Work required:
Only the number is needed: how many lines contain the word "Affairs"?

Collected data entries
----
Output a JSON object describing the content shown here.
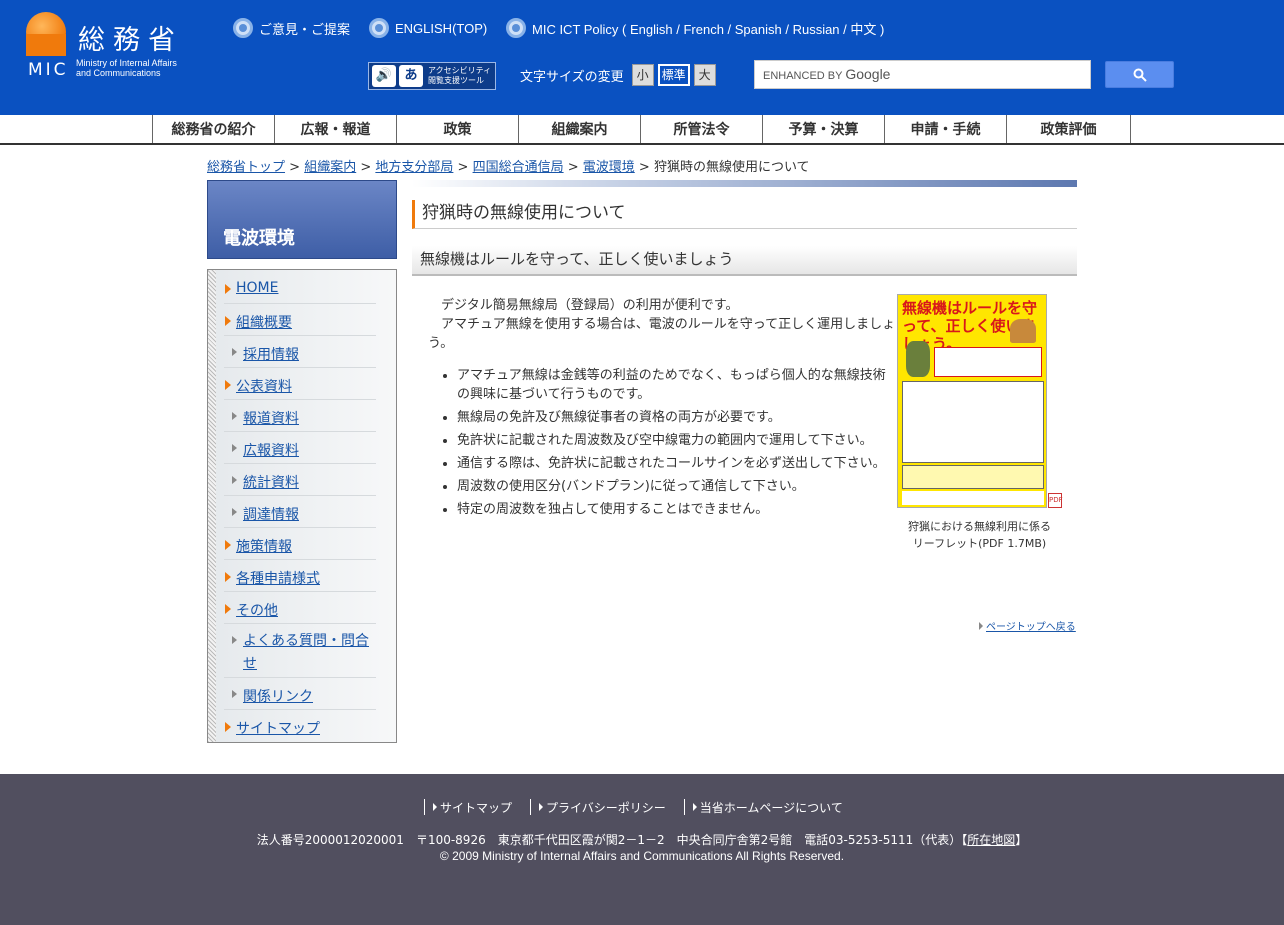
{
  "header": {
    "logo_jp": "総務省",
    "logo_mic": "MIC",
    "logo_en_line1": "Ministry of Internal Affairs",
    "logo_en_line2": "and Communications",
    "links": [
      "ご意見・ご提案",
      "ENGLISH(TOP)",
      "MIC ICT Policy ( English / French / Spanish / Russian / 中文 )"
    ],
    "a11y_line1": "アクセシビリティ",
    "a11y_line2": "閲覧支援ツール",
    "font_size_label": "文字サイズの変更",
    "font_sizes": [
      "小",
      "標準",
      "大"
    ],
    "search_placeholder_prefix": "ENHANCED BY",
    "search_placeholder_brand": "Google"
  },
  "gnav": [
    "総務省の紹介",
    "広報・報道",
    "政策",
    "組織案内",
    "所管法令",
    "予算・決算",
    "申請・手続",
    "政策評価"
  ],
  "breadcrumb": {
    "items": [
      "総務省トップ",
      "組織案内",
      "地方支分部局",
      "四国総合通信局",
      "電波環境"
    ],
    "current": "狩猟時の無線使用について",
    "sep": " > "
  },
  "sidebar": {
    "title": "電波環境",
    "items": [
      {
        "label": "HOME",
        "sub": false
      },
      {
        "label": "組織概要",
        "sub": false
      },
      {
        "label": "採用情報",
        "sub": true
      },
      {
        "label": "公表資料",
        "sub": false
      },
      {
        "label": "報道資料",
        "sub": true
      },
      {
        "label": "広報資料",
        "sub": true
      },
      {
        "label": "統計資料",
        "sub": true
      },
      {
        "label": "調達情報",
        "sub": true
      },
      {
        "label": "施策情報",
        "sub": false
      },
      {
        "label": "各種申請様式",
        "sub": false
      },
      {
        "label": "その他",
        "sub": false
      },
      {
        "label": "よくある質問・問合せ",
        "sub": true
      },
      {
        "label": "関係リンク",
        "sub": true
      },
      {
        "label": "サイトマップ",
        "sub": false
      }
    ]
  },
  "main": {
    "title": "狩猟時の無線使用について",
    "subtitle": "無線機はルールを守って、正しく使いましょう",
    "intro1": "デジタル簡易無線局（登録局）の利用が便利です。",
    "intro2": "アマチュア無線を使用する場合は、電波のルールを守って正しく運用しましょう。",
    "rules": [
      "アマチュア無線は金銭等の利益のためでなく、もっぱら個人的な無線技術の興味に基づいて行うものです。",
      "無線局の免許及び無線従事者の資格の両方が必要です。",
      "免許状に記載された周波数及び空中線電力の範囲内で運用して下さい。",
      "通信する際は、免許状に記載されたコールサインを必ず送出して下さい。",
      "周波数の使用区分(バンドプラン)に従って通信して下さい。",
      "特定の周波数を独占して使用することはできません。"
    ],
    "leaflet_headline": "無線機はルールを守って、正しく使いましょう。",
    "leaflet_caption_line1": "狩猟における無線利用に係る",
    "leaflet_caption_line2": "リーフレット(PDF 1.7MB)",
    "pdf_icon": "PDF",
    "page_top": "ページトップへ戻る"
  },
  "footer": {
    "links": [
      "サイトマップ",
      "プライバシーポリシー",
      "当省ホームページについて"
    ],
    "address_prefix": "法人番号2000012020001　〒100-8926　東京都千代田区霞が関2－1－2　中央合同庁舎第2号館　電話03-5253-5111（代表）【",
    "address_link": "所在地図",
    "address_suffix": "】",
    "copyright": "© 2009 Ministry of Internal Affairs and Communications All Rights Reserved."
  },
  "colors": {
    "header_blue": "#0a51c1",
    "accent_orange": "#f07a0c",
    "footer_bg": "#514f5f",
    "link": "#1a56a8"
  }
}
----
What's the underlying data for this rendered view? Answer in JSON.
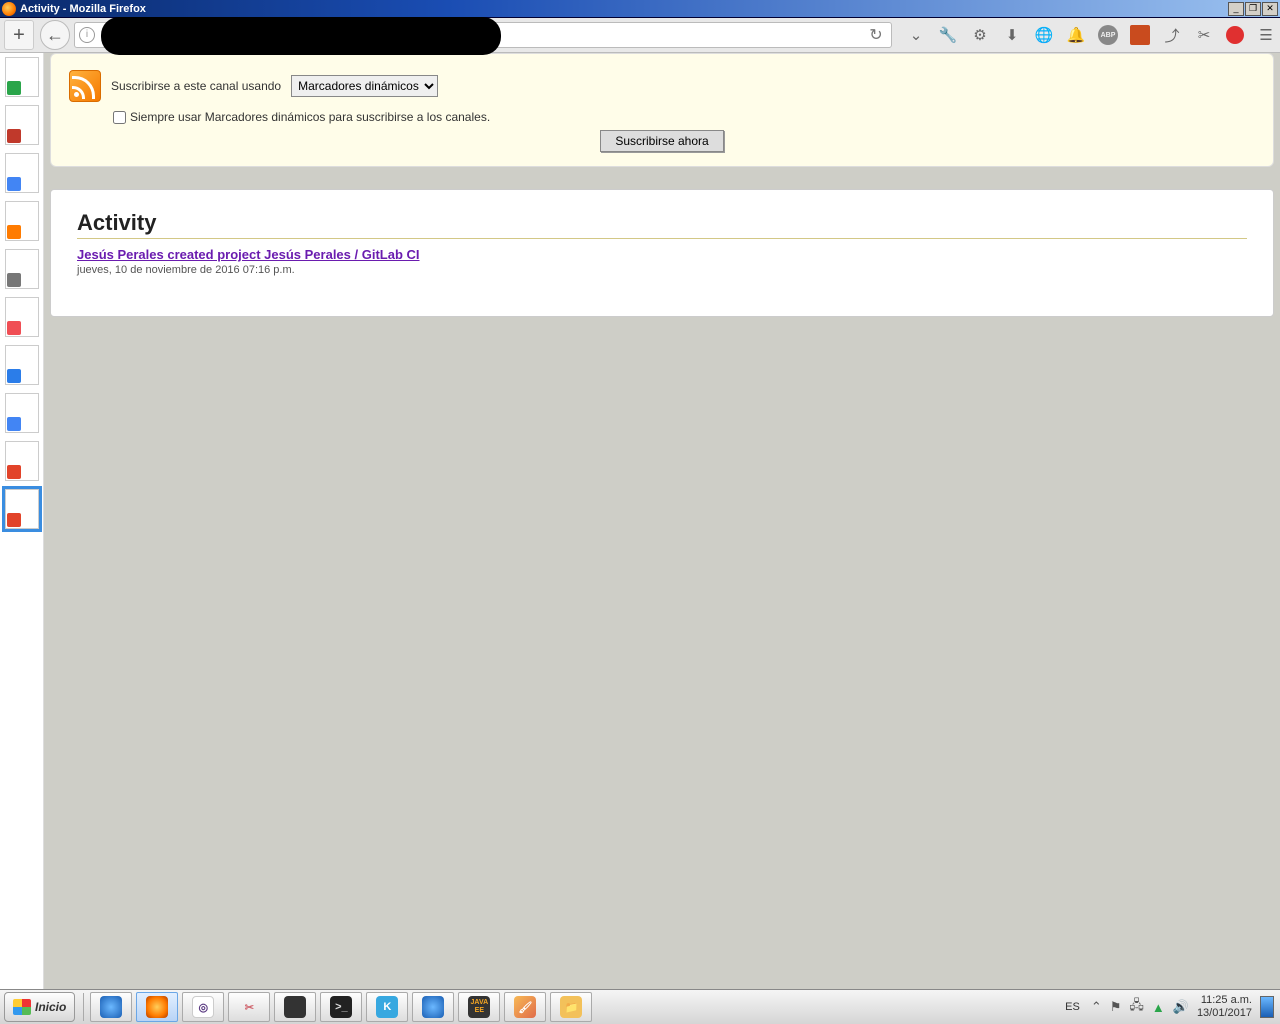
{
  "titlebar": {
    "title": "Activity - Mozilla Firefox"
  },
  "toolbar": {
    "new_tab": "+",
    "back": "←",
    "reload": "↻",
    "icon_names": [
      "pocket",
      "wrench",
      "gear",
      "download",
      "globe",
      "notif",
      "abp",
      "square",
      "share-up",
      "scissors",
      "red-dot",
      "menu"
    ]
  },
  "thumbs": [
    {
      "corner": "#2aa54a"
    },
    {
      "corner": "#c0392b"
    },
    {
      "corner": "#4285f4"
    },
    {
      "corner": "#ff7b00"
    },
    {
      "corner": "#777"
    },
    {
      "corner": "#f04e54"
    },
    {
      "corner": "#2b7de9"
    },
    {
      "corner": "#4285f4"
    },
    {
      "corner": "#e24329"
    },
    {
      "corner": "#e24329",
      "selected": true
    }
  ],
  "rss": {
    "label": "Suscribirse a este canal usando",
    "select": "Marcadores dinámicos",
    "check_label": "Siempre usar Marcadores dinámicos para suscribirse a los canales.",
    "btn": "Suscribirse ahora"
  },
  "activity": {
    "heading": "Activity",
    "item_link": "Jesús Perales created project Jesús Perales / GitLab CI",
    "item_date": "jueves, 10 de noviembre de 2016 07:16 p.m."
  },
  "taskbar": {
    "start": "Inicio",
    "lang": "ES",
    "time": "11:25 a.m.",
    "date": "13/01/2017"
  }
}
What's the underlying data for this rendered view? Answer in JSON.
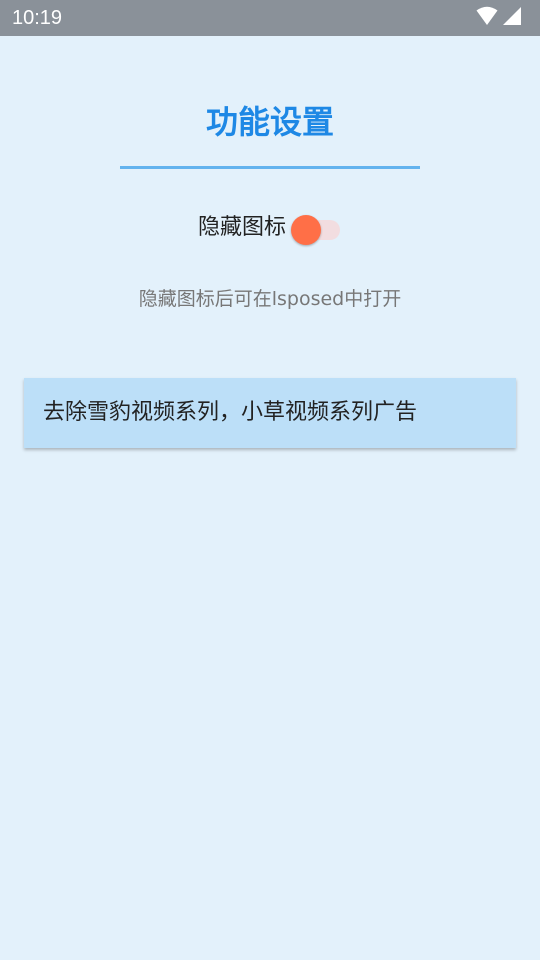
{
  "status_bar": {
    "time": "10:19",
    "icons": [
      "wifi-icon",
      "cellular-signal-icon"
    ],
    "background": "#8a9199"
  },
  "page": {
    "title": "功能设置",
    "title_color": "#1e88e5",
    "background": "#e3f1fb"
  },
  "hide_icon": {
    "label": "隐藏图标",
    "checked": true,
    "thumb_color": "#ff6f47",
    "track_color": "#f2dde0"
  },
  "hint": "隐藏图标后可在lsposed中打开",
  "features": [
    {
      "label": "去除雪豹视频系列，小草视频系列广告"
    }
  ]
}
----
Finished answer:
2